▶ TASK GOAL:
Determine how many lines in these records hold "перевод". Only the number is wanted.
==== DATASET ROWS
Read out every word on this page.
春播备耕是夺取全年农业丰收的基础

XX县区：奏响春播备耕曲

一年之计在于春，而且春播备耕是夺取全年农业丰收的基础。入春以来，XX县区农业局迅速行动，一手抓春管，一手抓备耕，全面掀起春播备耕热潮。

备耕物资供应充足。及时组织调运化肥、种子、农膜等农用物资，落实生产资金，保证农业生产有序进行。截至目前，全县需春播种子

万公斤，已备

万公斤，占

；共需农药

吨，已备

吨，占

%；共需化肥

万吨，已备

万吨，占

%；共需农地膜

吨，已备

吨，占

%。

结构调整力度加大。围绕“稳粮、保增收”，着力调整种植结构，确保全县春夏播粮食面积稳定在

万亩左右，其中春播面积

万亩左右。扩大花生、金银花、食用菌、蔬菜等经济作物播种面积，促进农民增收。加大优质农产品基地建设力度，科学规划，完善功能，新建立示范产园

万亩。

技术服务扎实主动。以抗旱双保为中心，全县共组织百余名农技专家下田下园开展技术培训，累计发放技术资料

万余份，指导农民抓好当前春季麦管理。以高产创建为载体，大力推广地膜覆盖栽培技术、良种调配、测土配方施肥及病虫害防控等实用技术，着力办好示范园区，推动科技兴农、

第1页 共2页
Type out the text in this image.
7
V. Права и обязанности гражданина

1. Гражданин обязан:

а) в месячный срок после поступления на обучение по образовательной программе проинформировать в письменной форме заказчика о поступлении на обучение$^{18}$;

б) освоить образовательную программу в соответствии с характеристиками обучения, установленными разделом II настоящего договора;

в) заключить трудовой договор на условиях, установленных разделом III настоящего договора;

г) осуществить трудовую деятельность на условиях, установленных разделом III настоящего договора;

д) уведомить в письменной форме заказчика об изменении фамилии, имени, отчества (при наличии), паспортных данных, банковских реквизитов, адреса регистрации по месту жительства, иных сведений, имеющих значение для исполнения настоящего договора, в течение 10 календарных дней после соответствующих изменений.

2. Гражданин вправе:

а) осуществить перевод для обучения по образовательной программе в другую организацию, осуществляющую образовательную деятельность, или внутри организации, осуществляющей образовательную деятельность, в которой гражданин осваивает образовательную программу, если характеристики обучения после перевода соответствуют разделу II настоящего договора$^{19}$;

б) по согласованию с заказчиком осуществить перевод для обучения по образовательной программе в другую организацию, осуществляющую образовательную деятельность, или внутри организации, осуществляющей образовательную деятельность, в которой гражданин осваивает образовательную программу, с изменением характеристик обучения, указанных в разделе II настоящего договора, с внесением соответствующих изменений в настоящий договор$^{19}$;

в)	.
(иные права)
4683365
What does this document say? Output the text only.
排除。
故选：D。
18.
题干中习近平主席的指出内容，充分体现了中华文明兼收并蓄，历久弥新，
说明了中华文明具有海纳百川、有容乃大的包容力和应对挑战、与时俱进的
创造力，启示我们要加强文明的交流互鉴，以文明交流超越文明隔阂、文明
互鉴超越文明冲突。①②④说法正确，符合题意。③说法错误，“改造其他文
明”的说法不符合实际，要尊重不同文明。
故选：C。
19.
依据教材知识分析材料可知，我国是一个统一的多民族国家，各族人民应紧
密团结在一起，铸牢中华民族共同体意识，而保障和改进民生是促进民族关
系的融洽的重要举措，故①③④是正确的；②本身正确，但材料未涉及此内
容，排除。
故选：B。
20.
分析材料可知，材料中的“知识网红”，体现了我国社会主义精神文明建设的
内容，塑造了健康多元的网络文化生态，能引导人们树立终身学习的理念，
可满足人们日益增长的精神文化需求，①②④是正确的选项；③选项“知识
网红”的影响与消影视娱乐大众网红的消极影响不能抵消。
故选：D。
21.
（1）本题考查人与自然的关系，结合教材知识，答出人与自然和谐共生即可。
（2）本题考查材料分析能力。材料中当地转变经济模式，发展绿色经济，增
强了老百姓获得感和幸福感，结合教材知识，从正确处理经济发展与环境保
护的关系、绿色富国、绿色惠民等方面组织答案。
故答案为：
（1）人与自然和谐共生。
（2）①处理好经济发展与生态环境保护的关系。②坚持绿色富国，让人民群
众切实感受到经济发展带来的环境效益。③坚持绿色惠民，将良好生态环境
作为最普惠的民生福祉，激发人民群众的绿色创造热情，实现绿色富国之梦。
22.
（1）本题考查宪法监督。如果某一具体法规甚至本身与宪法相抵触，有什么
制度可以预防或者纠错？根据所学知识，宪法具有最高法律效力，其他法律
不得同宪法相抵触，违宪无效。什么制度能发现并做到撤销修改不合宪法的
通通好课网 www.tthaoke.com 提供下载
========
▶ SOLUTION TO THIS TASK:
2